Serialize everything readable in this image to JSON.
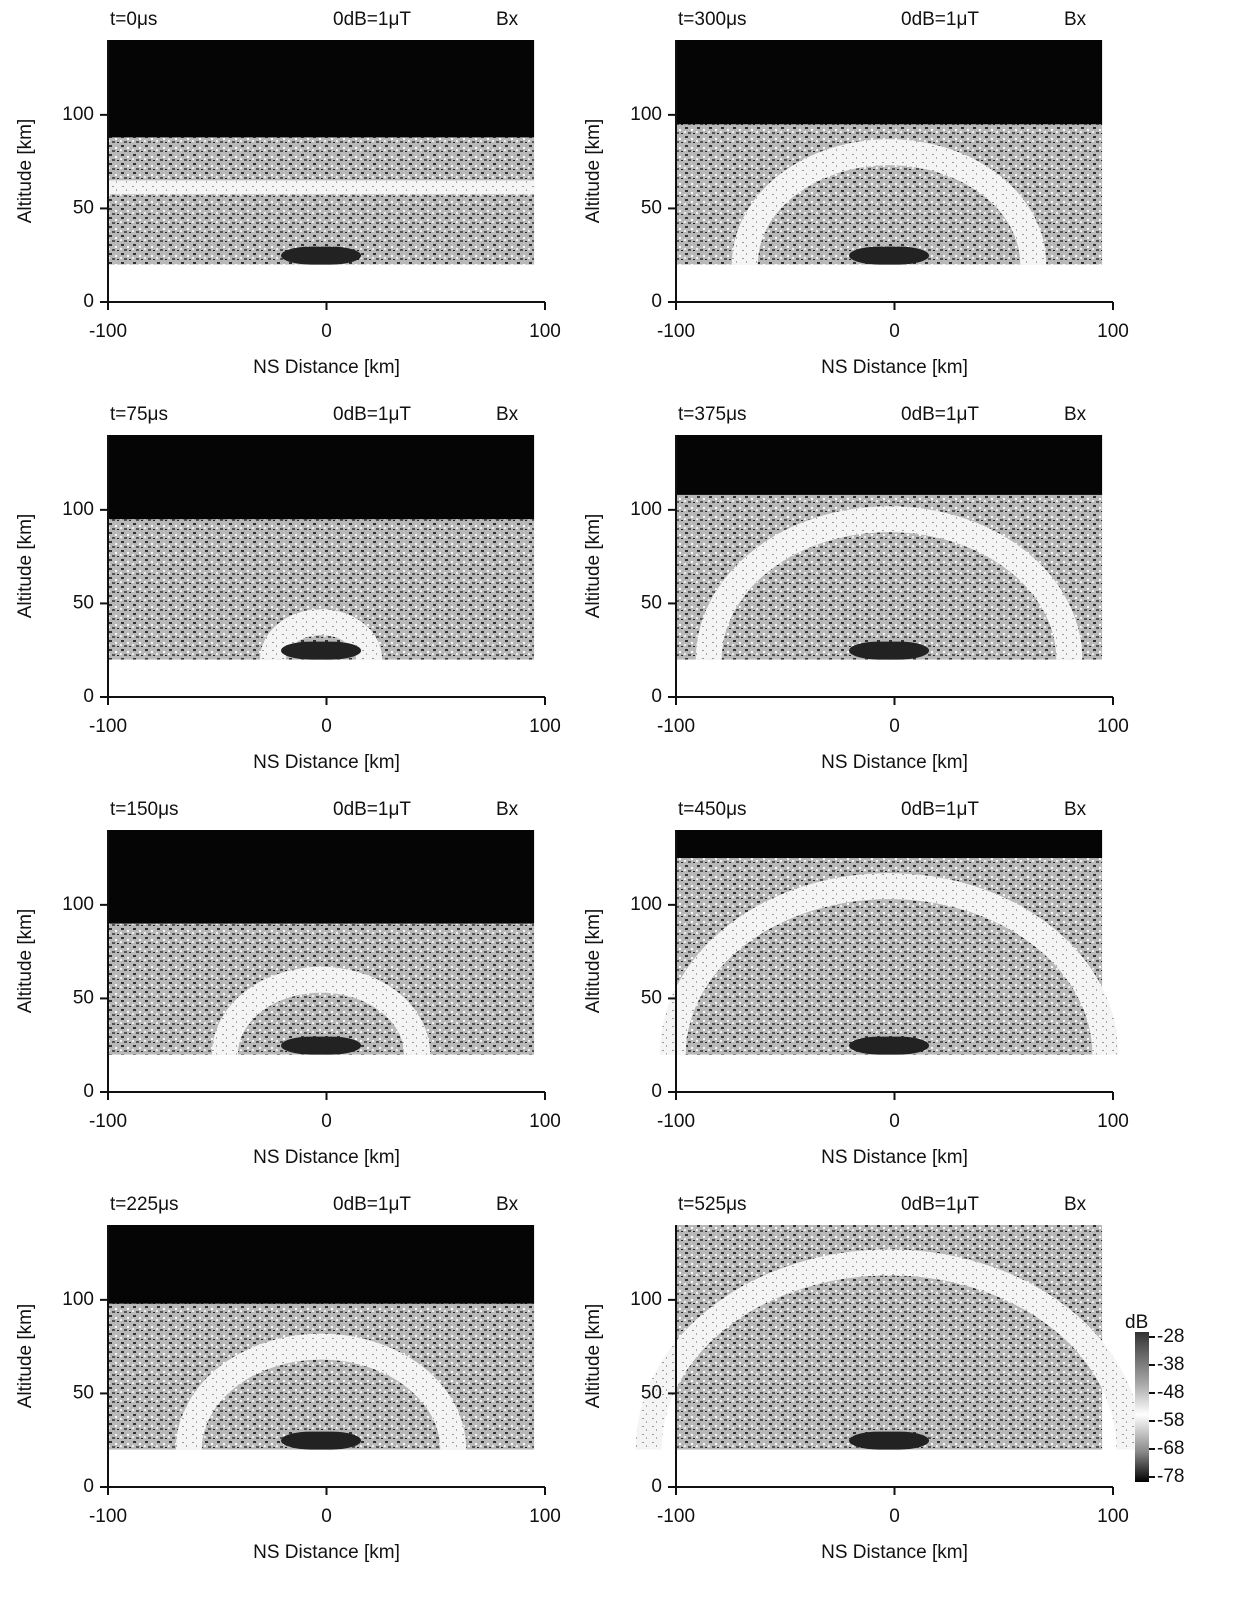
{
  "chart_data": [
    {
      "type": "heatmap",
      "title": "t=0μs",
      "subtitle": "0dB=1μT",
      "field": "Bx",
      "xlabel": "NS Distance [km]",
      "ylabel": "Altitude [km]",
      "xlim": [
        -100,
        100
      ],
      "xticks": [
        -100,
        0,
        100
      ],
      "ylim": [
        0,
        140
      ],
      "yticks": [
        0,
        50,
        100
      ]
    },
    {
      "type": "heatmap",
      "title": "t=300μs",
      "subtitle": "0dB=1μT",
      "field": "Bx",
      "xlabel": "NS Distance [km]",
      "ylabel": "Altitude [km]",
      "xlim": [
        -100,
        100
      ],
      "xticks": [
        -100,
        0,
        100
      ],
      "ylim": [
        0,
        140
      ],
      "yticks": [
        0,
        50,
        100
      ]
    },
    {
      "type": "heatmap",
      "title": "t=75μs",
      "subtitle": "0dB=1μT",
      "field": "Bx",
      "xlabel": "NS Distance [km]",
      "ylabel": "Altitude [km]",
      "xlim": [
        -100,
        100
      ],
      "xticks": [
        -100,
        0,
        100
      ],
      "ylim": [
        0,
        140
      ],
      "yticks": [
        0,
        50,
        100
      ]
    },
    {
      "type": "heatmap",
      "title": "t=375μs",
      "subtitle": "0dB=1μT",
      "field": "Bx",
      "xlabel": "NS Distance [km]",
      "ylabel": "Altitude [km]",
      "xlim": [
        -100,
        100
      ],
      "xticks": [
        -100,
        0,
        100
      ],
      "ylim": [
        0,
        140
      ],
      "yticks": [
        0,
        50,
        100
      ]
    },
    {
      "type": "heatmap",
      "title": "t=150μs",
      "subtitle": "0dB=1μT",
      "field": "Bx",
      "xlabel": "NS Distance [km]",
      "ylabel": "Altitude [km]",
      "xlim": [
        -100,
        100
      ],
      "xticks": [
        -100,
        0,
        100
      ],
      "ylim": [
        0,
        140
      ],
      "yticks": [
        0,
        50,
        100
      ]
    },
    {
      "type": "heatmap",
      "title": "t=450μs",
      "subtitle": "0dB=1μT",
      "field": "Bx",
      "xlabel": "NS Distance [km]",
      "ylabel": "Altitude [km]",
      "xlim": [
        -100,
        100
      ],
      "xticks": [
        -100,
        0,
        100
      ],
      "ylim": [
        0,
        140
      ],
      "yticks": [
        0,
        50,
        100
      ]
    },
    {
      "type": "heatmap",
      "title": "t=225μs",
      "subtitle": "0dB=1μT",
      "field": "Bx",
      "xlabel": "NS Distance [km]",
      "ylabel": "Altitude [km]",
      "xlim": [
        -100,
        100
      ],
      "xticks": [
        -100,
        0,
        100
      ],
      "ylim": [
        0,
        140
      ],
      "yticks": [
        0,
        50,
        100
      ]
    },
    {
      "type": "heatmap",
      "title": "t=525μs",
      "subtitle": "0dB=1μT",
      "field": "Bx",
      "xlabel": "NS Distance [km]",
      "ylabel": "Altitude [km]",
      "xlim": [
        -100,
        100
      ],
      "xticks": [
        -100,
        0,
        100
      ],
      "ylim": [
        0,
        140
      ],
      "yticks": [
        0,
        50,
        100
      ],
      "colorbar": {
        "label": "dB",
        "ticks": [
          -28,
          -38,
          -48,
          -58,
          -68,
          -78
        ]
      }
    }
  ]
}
####
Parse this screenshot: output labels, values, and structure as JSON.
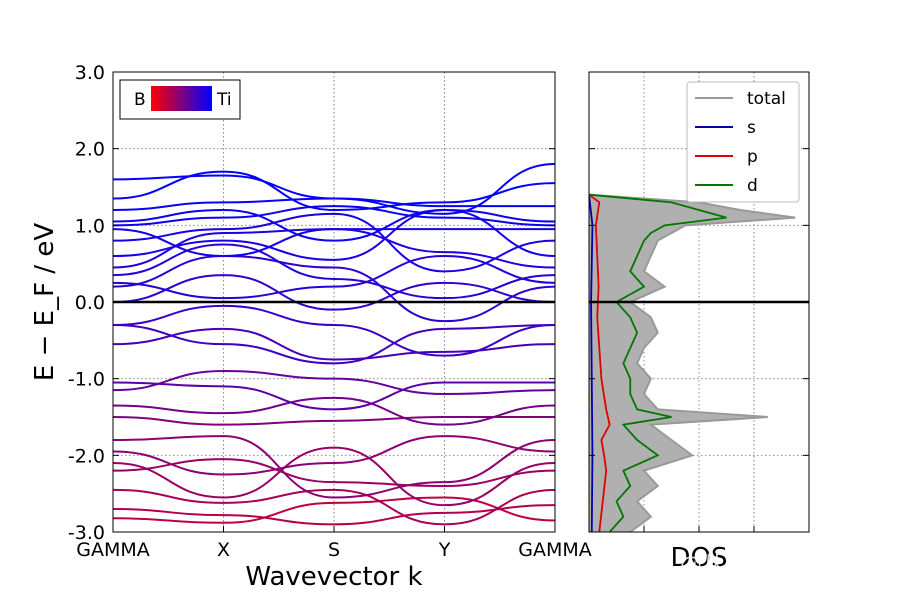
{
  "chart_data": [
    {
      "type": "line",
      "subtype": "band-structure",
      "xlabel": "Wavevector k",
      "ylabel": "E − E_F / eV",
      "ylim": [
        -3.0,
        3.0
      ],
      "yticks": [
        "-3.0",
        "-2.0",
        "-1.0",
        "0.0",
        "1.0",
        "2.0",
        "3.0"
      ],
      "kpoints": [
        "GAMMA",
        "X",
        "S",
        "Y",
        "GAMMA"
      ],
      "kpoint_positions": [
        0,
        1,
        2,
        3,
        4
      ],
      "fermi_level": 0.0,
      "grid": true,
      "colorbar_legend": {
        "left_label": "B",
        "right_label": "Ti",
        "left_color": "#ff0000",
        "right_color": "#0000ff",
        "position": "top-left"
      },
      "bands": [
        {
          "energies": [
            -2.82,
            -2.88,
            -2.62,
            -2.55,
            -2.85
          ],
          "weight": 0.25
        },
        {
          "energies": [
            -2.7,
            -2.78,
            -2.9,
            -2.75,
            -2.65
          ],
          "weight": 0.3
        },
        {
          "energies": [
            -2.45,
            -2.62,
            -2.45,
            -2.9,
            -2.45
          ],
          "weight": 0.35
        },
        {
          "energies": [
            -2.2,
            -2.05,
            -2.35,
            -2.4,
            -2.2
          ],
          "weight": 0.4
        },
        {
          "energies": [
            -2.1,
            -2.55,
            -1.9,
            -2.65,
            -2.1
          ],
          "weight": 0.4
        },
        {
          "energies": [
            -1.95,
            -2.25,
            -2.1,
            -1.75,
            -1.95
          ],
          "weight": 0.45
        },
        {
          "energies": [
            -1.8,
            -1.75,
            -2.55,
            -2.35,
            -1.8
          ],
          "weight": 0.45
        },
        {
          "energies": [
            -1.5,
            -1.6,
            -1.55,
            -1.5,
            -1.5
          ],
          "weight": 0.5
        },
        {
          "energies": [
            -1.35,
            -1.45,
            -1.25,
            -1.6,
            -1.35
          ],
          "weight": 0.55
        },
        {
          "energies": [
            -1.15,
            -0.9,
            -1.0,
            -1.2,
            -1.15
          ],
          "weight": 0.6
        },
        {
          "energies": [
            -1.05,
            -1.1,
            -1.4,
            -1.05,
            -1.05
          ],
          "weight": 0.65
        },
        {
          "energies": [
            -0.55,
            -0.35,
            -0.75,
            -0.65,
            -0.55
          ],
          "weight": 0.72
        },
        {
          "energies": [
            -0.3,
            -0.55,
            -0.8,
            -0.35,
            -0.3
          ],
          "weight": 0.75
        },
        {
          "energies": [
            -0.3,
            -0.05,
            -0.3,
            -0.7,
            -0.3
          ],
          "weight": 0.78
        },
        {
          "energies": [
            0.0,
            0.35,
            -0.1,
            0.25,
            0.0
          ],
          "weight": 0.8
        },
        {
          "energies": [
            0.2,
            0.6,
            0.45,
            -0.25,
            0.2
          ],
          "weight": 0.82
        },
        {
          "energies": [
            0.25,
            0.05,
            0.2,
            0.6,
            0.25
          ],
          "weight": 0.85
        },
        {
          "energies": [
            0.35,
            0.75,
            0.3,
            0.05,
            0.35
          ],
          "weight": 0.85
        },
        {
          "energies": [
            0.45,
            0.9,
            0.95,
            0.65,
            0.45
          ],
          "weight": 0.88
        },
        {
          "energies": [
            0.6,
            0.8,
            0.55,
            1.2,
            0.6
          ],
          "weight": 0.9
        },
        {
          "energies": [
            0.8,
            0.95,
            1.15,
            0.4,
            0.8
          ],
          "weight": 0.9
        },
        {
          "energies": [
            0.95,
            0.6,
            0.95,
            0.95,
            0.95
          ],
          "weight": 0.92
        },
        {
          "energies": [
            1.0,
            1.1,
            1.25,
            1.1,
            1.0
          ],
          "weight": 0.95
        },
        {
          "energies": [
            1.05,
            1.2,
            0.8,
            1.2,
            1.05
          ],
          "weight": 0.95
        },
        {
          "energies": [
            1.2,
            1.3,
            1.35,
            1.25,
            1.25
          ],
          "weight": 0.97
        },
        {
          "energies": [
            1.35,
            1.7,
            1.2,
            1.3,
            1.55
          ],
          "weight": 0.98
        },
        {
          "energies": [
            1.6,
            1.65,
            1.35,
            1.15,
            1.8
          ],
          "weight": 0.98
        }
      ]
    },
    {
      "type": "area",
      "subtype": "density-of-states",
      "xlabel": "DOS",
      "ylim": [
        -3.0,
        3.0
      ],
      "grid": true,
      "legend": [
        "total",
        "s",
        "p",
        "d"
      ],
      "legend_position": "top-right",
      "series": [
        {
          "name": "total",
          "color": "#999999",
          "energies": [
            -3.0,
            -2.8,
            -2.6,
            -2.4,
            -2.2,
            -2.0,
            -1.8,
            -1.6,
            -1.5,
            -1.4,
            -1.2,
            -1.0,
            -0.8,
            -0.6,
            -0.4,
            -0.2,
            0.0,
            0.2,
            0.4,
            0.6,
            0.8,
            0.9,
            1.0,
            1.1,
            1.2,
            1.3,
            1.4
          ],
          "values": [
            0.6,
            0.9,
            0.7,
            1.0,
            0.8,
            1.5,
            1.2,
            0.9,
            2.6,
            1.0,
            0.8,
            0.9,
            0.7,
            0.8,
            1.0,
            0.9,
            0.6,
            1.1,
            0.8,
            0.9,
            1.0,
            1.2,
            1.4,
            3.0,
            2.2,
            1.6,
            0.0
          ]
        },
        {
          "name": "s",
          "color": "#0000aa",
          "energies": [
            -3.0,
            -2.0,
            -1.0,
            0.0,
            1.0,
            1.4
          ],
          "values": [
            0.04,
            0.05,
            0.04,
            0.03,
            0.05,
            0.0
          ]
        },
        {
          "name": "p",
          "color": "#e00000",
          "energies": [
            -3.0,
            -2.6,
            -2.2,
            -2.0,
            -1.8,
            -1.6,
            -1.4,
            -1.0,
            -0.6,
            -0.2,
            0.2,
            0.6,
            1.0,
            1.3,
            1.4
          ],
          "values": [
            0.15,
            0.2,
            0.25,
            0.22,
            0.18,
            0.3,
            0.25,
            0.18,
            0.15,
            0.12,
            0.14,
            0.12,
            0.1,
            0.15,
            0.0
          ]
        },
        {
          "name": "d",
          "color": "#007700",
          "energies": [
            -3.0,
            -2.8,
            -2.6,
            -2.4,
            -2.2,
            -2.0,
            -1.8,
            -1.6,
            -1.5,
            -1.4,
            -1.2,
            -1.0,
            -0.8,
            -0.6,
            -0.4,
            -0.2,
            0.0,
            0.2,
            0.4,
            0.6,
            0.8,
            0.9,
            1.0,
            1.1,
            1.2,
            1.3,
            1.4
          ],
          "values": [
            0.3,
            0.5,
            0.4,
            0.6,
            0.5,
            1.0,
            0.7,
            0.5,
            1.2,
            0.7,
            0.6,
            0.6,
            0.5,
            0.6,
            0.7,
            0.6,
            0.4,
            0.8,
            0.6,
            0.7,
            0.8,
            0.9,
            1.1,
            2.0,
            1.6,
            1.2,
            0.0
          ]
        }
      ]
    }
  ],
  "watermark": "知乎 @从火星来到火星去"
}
####
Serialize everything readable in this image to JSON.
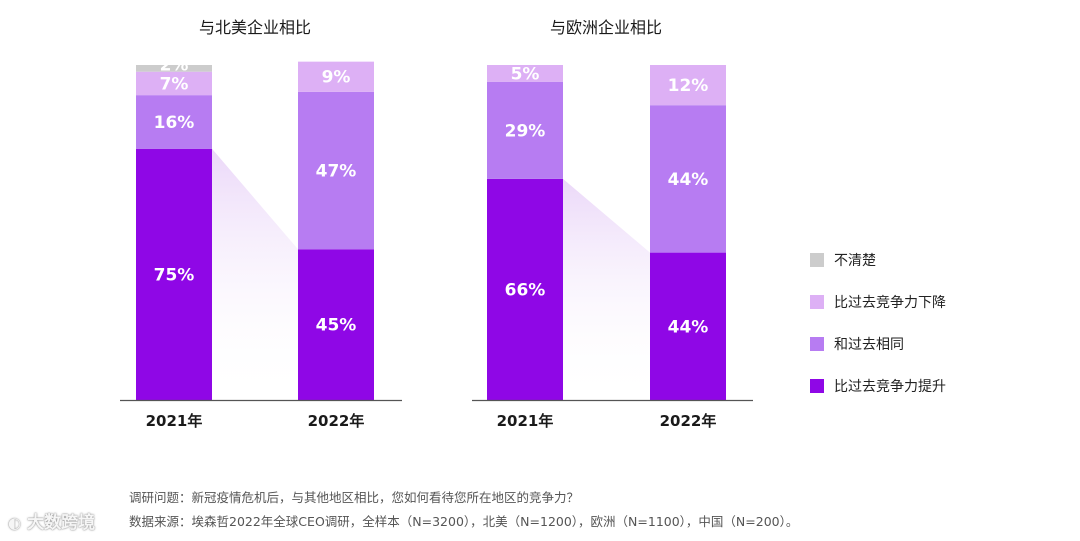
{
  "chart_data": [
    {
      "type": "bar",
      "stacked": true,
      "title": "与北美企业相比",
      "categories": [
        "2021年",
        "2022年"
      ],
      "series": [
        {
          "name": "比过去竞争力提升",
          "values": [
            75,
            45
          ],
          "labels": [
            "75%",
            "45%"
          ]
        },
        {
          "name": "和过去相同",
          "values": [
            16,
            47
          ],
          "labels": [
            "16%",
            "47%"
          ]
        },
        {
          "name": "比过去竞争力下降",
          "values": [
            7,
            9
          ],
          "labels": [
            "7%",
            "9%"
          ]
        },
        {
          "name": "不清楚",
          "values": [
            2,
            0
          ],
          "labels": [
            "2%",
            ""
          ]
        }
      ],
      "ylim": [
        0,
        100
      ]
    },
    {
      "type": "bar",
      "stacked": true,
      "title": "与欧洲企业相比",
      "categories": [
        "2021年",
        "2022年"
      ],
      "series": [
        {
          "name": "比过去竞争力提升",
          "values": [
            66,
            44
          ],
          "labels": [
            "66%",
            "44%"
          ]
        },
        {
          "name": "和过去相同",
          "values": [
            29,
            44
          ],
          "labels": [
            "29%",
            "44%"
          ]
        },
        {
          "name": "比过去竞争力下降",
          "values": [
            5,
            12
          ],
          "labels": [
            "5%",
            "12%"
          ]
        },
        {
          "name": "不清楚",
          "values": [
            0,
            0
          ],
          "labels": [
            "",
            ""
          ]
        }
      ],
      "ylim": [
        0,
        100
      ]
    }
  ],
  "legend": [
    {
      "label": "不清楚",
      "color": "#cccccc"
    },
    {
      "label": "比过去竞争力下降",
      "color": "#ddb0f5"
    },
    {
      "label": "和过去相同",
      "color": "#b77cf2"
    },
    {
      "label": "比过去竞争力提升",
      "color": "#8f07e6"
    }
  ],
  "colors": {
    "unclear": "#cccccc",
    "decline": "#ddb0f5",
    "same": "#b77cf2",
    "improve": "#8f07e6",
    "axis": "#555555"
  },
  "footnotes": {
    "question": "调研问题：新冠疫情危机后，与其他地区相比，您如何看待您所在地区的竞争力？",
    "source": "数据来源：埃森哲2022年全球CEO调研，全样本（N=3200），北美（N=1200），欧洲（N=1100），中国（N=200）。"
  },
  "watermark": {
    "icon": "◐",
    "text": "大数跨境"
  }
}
####
Check each line above for the string "subtype" and show the ones that have it.

Complete answer:
      "subtype": "band-structure",
      "subtype": "density-of-states",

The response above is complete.